#### RECORD SET
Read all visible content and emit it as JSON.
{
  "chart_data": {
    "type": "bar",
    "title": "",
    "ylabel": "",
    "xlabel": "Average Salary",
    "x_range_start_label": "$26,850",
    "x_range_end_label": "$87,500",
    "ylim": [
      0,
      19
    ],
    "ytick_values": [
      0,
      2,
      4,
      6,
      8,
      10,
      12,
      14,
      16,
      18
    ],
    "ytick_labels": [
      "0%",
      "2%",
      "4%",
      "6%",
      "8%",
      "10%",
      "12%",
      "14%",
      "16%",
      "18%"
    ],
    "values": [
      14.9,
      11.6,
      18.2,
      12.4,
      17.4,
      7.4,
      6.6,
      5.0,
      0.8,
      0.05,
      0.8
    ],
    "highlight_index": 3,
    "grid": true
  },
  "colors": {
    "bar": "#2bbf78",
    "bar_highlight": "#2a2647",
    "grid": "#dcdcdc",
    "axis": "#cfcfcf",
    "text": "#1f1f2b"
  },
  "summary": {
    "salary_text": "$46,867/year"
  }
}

#### REQUIREMENTS
Go through the records and print each one exactly.

#### THE COMPLETED TASK
Read all visible content and emit it as JSON.
{
  "chart_data": {
    "type": "bar",
    "title": "",
    "ylabel": "",
    "xlabel": "Average Salary",
    "x_range_start_label": "$26,850",
    "x_range_end_label": "$87,500",
    "ylim": [
      0,
      19
    ],
    "ytick_values": [
      0,
      2,
      4,
      6,
      8,
      10,
      12,
      14,
      16,
      18
    ],
    "ytick_labels": [
      "0%",
      "2%",
      "4%",
      "6%",
      "8%",
      "10%",
      "12%",
      "14%",
      "16%",
      "18%"
    ],
    "values": [
      14.9,
      11.6,
      18.2,
      12.4,
      17.4,
      7.4,
      6.6,
      5.0,
      0.8,
      0.05,
      0.8
    ],
    "highlight_index": 3,
    "grid": true
  },
  "colors": {
    "bar": "#2bbf78",
    "bar_highlight": "#2a2647",
    "grid": "#dcdcdc",
    "axis": "#cfcfcf",
    "text": "#1f1f2b"
  },
  "summary": {
    "salary_text": "$46,867/year"
  }
}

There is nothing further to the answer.